__Provided entries__:

+ + + + + + +

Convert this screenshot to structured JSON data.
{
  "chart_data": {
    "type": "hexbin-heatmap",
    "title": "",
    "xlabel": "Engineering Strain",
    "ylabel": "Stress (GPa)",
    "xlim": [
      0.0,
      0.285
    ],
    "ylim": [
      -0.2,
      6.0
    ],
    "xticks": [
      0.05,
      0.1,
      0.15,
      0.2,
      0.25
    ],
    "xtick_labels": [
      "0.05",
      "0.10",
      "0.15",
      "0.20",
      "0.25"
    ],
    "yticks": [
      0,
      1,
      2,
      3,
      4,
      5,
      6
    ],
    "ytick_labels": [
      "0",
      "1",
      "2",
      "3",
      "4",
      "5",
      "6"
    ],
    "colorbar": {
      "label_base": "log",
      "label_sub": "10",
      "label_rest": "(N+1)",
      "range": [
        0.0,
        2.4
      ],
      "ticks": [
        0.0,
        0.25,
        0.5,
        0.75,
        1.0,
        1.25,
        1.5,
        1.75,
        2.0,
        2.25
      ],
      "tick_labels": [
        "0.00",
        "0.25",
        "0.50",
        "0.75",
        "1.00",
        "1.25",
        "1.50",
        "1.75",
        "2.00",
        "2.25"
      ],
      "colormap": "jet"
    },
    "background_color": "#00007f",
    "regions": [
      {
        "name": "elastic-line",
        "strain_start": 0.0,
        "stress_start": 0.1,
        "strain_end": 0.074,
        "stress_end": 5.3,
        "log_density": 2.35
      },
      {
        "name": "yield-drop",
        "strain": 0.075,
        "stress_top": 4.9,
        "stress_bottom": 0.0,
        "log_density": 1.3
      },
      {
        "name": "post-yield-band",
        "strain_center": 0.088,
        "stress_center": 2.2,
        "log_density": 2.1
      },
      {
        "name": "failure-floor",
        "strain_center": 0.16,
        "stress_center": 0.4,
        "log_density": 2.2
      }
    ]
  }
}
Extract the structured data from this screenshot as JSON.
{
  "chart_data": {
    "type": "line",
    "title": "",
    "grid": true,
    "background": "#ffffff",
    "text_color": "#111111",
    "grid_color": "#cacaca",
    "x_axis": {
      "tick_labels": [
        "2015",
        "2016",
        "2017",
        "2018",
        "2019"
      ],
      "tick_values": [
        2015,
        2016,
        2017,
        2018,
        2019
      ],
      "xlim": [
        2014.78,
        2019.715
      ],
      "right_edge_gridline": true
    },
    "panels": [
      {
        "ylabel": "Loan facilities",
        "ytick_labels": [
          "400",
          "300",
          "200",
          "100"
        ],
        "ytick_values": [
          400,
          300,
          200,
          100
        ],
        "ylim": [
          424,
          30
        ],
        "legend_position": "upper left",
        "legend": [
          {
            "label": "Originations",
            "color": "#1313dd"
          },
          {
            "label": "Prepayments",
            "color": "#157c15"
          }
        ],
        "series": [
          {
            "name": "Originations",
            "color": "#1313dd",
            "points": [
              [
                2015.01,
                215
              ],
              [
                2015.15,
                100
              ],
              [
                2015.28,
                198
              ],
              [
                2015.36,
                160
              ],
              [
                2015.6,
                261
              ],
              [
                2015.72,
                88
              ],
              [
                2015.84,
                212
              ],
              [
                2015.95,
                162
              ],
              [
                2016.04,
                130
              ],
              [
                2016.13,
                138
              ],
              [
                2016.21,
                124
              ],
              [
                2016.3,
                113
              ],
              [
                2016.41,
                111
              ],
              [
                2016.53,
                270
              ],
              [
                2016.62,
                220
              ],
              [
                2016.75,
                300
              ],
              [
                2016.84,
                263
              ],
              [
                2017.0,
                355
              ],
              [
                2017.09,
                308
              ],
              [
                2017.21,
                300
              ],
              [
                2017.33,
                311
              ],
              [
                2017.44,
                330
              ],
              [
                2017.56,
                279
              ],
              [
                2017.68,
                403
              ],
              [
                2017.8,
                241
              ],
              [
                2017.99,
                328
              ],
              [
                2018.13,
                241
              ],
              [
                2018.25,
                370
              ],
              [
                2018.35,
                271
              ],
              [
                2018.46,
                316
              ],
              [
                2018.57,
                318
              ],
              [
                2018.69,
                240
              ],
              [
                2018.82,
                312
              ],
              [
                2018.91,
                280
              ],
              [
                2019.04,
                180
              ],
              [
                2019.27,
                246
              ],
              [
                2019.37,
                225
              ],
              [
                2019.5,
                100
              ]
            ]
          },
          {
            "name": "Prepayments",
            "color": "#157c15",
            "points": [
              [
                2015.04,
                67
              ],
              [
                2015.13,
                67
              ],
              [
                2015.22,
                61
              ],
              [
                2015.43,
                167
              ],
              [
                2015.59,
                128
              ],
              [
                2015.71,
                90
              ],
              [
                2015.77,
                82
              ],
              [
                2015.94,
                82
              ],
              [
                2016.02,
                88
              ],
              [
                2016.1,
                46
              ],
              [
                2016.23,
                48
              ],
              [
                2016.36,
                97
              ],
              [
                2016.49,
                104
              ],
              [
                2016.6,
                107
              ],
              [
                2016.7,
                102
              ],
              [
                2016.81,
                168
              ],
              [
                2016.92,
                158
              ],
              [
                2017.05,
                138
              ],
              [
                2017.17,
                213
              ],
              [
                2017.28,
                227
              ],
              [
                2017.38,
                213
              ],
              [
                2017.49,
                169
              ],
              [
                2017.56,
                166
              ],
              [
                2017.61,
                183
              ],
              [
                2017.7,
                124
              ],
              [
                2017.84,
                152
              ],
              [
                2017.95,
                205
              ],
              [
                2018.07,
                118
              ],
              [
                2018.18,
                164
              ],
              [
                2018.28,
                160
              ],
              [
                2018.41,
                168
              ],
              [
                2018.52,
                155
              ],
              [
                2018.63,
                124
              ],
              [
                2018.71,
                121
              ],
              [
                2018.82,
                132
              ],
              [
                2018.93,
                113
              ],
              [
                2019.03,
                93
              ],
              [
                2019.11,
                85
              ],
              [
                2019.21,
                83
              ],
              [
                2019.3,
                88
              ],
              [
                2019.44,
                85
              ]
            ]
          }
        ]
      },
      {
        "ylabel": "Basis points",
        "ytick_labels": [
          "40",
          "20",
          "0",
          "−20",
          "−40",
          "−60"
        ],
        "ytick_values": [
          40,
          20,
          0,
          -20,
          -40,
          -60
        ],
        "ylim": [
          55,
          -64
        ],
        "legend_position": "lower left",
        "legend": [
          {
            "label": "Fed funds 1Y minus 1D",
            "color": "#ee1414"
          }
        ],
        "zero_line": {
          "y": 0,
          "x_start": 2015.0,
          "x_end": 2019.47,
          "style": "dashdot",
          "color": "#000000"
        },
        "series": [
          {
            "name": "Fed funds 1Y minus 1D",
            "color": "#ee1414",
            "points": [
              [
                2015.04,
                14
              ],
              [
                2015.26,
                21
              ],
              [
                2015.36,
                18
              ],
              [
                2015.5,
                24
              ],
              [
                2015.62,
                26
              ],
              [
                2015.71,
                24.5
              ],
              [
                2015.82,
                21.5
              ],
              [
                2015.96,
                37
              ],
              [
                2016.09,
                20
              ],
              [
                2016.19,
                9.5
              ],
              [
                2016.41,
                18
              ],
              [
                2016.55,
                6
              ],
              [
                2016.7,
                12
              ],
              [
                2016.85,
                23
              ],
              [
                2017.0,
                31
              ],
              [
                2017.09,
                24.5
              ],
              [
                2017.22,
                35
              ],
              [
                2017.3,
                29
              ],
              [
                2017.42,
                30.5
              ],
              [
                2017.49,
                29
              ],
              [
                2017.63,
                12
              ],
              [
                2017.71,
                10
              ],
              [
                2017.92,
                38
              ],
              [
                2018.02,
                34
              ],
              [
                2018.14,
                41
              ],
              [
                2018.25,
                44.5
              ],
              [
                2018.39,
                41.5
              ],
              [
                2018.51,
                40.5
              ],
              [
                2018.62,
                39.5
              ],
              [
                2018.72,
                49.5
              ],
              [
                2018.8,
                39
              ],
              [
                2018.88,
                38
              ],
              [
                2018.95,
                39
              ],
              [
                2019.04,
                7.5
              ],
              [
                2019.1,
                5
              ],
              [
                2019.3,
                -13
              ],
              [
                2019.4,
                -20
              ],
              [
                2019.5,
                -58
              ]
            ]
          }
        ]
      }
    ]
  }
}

+ + + + + + +

Isolate the lines that hold the word "structured" and copy all of them.

__Problem solution__:
Convert this screenshot to structured JSON data.
Extract the structured data from this screenshot as JSON.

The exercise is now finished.